Copy every line with the string "text" in it.
==== Records provided ====
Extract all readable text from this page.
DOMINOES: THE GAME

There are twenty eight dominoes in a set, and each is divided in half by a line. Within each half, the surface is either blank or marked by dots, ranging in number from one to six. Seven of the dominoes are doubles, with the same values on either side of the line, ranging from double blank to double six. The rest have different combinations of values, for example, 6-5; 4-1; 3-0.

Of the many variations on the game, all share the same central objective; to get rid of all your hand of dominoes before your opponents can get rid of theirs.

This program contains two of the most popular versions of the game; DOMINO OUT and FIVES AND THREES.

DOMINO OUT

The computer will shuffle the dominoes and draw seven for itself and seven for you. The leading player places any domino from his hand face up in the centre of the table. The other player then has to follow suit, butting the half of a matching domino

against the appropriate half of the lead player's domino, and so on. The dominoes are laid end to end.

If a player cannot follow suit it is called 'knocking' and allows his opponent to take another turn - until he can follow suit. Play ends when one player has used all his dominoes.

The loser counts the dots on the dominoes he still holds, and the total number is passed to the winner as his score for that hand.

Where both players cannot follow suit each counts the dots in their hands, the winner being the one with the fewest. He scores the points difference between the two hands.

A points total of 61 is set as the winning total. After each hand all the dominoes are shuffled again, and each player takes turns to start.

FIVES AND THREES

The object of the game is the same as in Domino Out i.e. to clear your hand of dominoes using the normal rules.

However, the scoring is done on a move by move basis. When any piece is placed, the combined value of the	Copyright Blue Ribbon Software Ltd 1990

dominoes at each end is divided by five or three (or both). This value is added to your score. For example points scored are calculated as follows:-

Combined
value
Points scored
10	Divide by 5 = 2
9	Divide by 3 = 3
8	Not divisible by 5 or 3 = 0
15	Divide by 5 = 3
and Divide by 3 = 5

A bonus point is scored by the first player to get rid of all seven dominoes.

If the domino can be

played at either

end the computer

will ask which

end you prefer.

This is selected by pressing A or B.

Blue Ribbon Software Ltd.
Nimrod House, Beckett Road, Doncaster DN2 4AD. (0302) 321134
====
==== Records provided ====
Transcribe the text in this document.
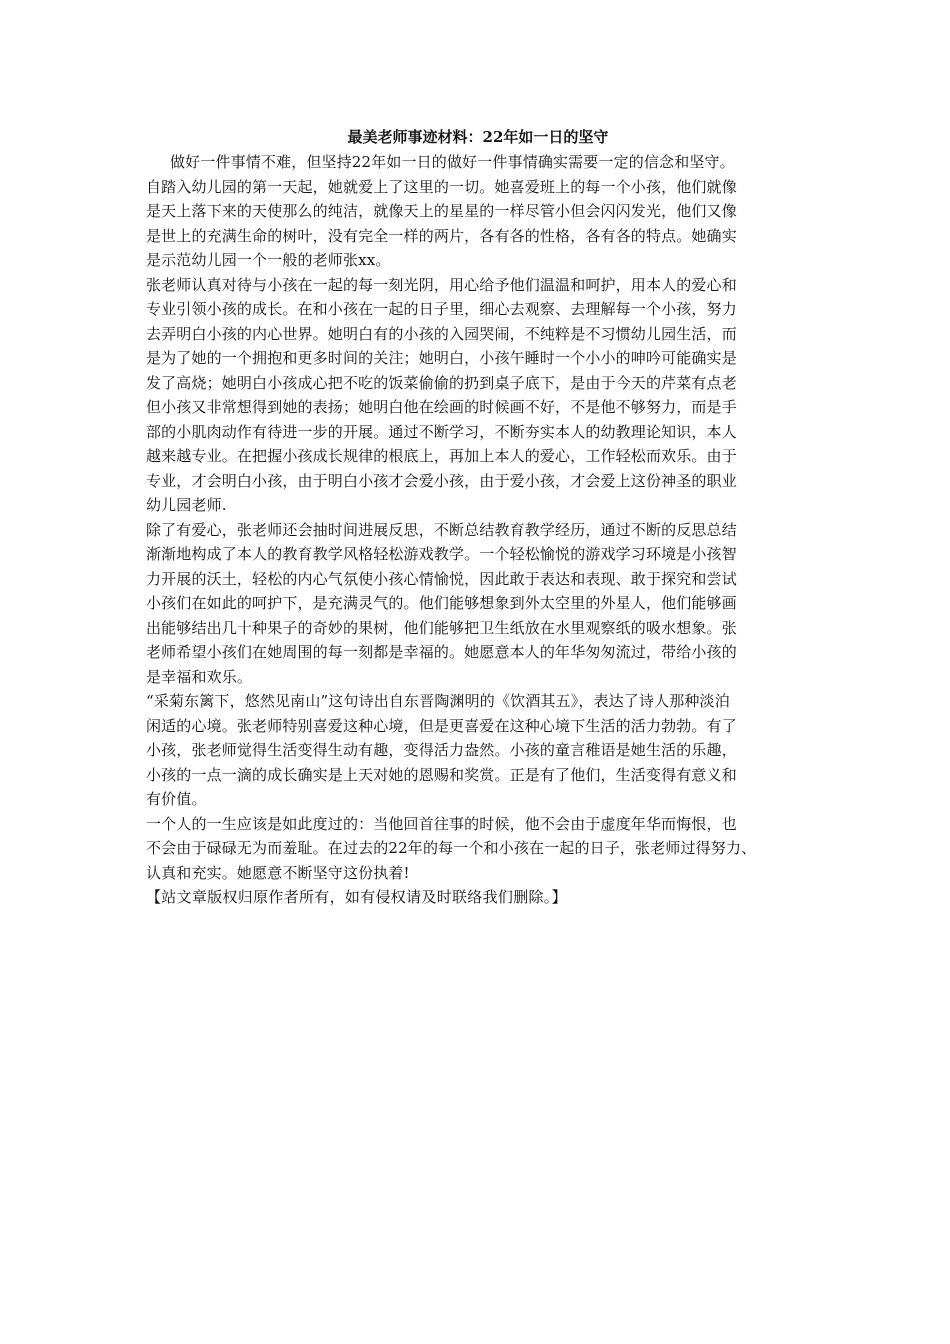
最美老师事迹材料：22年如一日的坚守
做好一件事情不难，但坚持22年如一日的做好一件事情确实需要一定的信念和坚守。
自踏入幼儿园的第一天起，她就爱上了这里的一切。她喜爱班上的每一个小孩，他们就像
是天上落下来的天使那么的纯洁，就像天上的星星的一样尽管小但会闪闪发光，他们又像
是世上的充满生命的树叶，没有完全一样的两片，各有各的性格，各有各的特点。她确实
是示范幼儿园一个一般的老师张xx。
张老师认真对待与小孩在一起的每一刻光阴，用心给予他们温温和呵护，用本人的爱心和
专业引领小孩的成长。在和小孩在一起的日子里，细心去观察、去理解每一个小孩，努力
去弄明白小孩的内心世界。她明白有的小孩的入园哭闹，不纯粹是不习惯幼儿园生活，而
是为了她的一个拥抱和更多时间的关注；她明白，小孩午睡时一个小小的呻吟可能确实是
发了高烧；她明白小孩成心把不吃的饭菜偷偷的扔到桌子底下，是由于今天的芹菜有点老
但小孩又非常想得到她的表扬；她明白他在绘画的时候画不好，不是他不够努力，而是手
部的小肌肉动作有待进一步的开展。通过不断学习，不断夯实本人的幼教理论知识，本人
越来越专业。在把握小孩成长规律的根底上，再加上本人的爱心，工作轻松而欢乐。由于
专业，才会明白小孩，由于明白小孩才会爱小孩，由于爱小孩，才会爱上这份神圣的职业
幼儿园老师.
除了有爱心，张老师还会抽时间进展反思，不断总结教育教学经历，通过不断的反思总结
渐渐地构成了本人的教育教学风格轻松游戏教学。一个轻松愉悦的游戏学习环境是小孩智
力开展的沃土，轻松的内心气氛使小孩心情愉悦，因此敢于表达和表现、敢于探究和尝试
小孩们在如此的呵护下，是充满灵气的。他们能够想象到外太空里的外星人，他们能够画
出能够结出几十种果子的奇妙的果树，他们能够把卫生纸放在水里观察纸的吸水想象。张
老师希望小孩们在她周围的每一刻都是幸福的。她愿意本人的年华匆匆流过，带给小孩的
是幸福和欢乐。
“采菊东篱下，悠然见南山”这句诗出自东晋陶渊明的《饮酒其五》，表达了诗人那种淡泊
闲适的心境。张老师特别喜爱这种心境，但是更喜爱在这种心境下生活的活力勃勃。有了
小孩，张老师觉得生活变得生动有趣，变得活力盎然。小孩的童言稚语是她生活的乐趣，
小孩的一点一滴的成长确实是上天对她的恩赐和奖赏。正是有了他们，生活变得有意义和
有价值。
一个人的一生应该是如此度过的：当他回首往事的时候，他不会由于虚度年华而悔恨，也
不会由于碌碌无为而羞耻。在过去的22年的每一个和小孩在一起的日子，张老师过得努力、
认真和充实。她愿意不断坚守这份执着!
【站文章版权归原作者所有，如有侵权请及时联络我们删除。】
====
==== Records provided ====
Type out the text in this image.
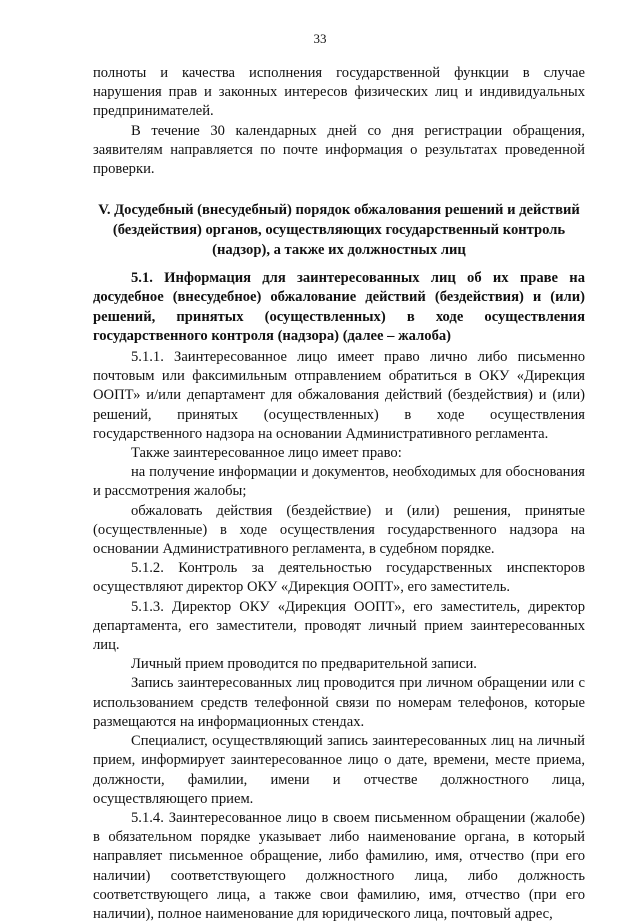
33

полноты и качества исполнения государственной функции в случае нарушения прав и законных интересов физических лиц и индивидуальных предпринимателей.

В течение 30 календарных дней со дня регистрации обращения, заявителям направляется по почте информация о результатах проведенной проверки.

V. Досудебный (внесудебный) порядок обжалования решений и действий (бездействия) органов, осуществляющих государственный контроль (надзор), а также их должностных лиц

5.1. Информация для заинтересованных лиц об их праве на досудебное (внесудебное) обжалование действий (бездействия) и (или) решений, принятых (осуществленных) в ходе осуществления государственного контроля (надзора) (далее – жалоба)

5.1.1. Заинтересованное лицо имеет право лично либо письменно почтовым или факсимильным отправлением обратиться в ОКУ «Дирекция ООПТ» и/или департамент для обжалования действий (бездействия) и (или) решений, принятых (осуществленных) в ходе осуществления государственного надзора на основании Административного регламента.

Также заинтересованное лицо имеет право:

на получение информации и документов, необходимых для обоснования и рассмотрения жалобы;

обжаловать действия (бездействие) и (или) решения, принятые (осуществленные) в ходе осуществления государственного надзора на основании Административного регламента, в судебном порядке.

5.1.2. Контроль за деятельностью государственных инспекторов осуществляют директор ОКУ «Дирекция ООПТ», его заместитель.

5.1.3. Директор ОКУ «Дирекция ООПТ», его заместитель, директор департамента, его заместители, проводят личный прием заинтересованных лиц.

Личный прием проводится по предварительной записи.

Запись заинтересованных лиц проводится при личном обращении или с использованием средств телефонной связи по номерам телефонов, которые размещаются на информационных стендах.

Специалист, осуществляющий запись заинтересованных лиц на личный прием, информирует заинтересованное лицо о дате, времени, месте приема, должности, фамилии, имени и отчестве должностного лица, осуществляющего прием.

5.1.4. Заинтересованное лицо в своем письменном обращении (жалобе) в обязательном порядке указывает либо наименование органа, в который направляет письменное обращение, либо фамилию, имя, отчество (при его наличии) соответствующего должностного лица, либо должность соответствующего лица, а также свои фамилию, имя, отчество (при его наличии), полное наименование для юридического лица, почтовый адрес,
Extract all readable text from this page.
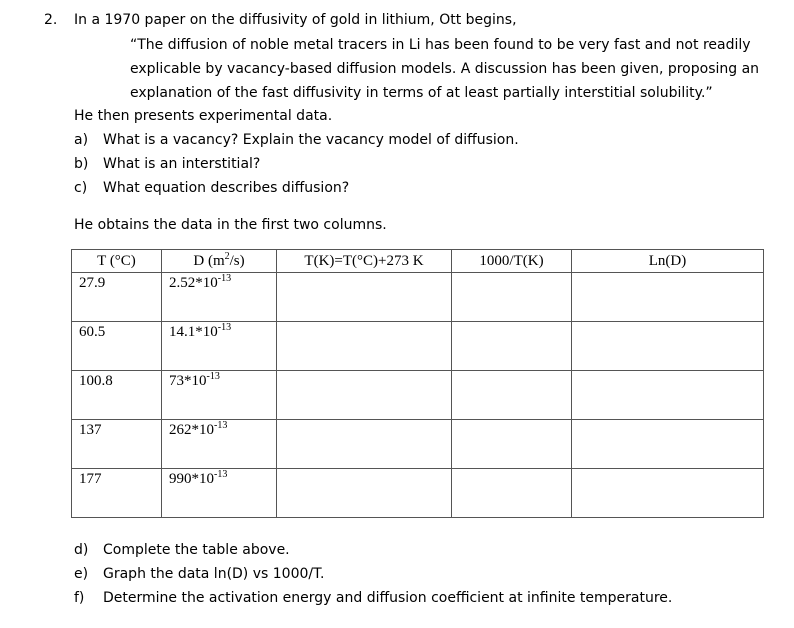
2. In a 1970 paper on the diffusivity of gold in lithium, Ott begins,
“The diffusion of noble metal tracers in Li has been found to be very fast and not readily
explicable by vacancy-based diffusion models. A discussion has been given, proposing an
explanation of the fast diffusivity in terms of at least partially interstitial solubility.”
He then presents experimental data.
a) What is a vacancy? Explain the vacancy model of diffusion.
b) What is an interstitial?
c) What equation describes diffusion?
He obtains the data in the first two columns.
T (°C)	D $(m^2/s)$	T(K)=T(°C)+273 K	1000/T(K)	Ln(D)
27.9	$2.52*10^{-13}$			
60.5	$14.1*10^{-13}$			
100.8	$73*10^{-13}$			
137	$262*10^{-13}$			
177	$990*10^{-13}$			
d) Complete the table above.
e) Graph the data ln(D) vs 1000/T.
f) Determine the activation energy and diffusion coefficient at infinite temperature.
====
## Written reply
Extract all readable text from this page.
Transcribe the text in this document.
Type out the text in this image.
Extract all readable text from this page.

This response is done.